[WHAT IS BEING ASKED]: For each line in the data below that holds "Товары", return a copy.

[DATA PROVIDED]:
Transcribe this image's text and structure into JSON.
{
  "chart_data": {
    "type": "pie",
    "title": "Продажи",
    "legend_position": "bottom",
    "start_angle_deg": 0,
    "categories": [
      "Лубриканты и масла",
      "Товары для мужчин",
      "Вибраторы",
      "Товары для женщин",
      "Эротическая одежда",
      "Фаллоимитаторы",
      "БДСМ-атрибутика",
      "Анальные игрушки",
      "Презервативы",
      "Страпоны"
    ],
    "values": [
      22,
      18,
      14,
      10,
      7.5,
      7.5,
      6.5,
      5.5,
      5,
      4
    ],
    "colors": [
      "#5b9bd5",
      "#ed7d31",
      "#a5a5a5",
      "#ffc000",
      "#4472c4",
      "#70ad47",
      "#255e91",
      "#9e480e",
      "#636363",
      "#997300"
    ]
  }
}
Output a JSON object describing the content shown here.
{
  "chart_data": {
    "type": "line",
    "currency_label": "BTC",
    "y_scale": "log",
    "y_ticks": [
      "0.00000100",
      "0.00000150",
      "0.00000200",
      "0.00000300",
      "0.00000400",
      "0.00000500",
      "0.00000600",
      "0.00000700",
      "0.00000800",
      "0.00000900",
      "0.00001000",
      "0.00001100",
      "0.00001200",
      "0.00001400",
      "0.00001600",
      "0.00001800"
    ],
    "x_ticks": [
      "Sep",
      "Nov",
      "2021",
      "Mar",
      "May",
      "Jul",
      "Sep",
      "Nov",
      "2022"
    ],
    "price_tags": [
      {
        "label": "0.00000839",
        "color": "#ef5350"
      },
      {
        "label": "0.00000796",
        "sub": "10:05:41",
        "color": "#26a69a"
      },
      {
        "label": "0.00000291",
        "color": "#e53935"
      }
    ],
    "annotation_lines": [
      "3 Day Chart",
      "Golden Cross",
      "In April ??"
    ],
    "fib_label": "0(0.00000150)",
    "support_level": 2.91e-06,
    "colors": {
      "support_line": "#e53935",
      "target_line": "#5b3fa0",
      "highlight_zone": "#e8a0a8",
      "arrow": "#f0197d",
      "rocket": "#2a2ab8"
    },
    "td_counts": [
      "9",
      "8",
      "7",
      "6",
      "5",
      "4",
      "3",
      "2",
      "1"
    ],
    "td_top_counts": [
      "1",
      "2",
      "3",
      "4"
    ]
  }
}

[FINISHED ANSWER]:
      "Товары для мужчин",
      "Товары для женщин",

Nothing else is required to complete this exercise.